--- Begin INFORMATION PROVIDED ---

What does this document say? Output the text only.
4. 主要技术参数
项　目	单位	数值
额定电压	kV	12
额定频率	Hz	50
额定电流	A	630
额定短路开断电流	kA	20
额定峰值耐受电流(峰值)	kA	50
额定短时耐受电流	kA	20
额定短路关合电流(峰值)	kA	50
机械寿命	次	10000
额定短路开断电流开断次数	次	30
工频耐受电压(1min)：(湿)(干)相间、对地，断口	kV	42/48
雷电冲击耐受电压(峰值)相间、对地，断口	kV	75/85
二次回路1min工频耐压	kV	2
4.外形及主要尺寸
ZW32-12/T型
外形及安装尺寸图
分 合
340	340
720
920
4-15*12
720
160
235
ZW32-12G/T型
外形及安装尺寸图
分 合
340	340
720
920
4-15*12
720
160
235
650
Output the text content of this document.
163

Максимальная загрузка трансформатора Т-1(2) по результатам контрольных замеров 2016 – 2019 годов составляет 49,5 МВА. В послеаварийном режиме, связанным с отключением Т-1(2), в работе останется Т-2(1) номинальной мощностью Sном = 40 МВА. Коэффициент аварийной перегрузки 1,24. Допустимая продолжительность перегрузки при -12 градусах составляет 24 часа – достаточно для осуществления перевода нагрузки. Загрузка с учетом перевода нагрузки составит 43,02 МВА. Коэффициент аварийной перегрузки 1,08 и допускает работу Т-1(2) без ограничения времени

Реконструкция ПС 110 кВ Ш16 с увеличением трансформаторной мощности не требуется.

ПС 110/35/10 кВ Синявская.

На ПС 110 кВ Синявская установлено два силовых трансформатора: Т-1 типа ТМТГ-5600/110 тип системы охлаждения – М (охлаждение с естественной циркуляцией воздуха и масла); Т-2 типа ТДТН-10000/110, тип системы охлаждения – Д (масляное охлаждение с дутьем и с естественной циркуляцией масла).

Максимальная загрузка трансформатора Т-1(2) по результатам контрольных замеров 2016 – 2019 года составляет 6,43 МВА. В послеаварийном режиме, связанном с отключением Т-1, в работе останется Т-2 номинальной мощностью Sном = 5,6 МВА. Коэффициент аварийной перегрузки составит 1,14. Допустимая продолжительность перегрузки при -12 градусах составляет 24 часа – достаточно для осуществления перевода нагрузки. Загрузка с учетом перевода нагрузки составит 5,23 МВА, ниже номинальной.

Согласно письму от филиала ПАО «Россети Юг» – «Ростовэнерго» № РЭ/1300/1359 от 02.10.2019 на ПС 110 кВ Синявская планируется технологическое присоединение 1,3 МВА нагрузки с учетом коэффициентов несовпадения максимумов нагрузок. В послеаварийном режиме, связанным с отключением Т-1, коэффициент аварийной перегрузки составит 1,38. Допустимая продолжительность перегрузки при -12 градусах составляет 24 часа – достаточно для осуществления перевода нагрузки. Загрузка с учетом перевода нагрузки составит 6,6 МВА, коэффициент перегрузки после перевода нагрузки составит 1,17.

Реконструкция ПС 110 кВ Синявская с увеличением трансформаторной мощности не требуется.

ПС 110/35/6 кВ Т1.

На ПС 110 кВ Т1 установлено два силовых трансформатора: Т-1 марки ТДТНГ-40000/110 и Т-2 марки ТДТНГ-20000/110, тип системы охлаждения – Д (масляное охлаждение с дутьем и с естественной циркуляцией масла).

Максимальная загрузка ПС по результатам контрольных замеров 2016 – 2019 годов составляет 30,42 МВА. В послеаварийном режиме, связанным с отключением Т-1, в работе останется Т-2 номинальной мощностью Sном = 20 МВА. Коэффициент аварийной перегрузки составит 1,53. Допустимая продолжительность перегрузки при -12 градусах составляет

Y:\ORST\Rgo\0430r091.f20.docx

--- End INFORMATION PROVIDED ---
--- Begin INFORMATION PROVIDED ---

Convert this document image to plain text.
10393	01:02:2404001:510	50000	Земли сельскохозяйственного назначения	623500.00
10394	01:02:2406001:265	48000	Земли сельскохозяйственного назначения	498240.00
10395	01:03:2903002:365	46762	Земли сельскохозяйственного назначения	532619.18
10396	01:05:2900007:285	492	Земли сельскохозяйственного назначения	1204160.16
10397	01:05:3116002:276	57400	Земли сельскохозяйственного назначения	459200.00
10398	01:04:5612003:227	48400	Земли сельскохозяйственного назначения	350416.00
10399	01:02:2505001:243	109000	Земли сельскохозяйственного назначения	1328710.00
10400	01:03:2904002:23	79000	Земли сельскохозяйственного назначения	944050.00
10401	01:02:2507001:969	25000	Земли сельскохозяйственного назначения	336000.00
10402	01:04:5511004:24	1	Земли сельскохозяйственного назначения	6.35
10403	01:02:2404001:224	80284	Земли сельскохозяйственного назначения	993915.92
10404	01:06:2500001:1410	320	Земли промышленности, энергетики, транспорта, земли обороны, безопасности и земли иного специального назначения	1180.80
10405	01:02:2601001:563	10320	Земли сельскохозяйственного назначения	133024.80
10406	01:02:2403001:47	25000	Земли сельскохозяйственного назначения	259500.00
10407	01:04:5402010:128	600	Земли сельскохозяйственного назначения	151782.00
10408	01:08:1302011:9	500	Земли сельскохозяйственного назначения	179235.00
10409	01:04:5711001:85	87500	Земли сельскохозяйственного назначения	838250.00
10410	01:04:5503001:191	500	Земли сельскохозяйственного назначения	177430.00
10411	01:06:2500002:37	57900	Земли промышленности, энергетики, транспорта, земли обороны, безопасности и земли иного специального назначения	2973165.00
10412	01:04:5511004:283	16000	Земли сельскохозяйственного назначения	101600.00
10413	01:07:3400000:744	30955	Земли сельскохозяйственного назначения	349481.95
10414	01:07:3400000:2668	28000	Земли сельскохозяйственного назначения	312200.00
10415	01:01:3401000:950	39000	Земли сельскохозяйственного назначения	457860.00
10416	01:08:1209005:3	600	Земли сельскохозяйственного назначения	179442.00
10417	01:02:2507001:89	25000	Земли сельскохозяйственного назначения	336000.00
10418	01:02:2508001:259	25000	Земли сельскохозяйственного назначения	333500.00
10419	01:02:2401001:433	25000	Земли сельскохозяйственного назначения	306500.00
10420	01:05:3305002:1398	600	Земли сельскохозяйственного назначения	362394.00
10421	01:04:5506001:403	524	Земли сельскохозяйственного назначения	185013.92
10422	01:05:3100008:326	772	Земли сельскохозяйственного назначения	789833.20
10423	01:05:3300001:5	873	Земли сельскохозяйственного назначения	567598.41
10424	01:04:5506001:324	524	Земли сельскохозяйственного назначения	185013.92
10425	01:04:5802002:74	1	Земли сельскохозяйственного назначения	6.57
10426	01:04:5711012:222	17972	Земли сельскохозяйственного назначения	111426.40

--- End INFORMATION PROVIDED ---
--- Begin INFORMATION PROVIDED ---

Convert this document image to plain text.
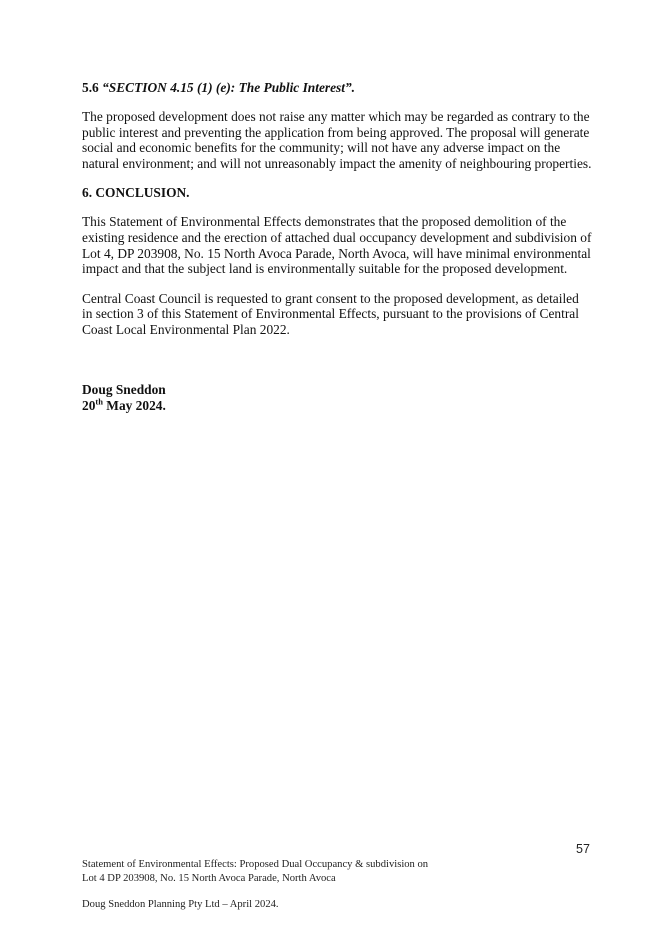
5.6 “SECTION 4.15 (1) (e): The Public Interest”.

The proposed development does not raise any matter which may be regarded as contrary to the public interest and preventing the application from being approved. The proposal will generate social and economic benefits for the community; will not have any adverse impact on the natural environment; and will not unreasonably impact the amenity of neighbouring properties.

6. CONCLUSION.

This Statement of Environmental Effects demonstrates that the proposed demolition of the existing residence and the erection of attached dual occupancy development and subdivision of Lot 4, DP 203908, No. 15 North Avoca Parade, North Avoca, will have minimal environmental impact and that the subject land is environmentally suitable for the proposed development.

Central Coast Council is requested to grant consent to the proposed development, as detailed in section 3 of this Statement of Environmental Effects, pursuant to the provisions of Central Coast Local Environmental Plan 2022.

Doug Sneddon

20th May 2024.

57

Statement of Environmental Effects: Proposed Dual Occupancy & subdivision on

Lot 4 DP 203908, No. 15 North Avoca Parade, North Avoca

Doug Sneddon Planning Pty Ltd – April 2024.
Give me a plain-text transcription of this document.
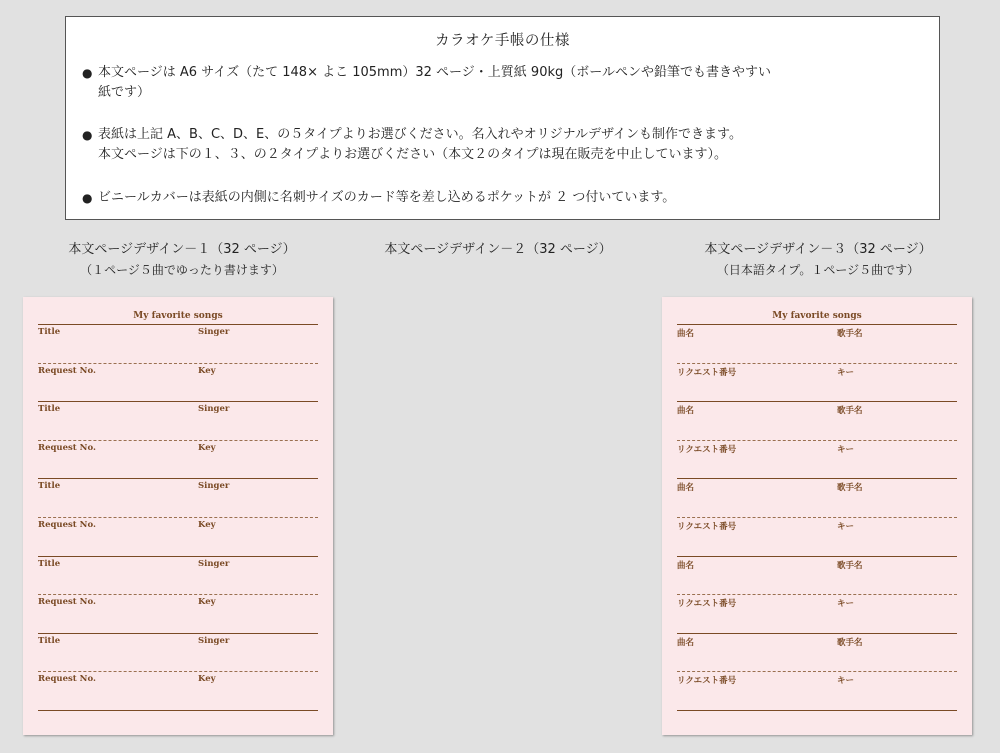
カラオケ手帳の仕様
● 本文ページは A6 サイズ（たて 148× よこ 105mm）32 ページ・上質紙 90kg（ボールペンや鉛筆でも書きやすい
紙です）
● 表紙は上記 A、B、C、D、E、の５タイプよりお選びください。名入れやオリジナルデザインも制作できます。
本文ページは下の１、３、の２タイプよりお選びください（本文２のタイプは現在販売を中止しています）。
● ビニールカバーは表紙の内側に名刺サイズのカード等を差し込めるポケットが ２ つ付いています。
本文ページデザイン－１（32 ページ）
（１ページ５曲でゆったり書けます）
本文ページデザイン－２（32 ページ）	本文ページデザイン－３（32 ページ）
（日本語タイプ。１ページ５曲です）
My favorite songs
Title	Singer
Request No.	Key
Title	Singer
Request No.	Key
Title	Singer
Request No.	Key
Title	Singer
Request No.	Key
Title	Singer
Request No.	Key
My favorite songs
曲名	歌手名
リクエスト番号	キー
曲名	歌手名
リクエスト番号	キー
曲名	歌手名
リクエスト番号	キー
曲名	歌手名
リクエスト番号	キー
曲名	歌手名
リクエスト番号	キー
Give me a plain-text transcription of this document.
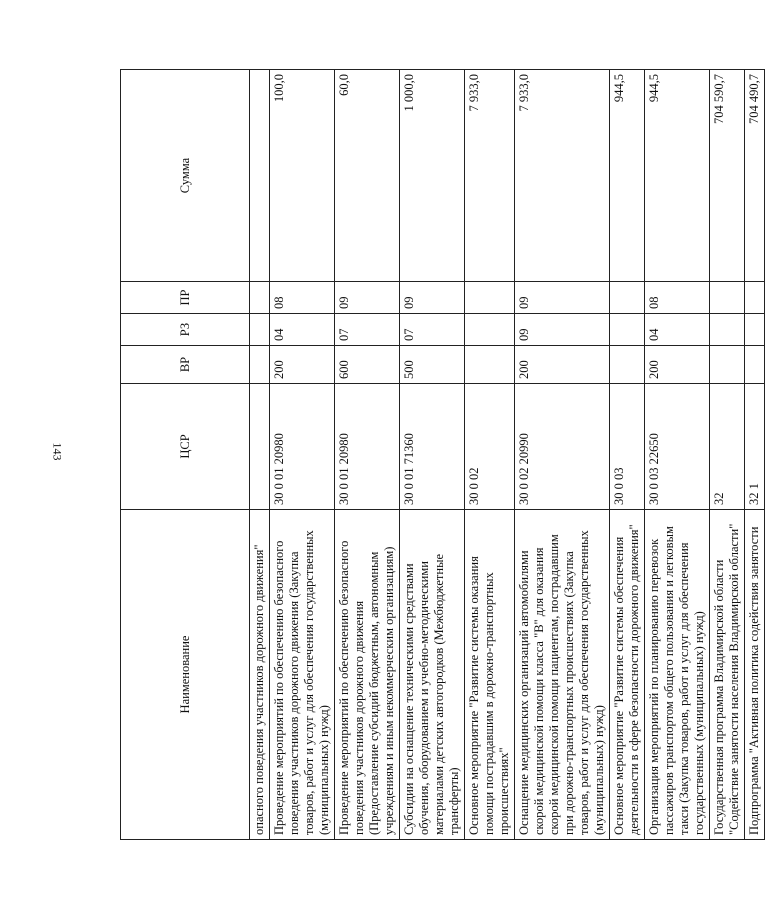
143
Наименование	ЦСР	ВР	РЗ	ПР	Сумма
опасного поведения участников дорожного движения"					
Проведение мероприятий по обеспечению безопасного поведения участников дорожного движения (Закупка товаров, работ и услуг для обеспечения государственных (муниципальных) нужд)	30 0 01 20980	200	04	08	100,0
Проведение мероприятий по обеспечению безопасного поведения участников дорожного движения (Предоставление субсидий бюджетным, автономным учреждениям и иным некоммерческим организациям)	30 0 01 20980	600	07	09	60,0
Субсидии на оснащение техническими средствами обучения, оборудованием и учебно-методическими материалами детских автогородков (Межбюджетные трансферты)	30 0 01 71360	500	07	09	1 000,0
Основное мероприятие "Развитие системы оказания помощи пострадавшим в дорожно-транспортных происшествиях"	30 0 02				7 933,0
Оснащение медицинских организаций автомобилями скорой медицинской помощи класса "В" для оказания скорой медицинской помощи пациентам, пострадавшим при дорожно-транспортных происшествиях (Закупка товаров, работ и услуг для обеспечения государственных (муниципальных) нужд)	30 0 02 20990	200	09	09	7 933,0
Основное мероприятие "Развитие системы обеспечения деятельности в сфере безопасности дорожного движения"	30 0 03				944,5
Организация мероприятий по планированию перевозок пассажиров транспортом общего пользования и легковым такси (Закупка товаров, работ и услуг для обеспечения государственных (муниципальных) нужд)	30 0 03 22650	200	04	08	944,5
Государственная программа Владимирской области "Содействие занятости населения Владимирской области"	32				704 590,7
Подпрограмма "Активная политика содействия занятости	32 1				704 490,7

--- End INFORMATION PROVIDED ---

**EXERCISE TASK**
Where a line in the entries holds "безопасного", copy that line.

**FULL OUTPUT**
Проведение мероприятий по обеспечению безопасного поведения участников дорожного движения (Закупка товаров, работ и услуг для обеспечения государственных (муниципальных) нужд)	30 0 01 20980	200	04	08	100,0
Проведение мероприятий по обеспечению безопасного поведения участников дорожного движения (Предоставление субсидий бюджетным, автономным учреждениям и иным некоммерческим организациям)	30 0 01 20980	600	07	09	60,0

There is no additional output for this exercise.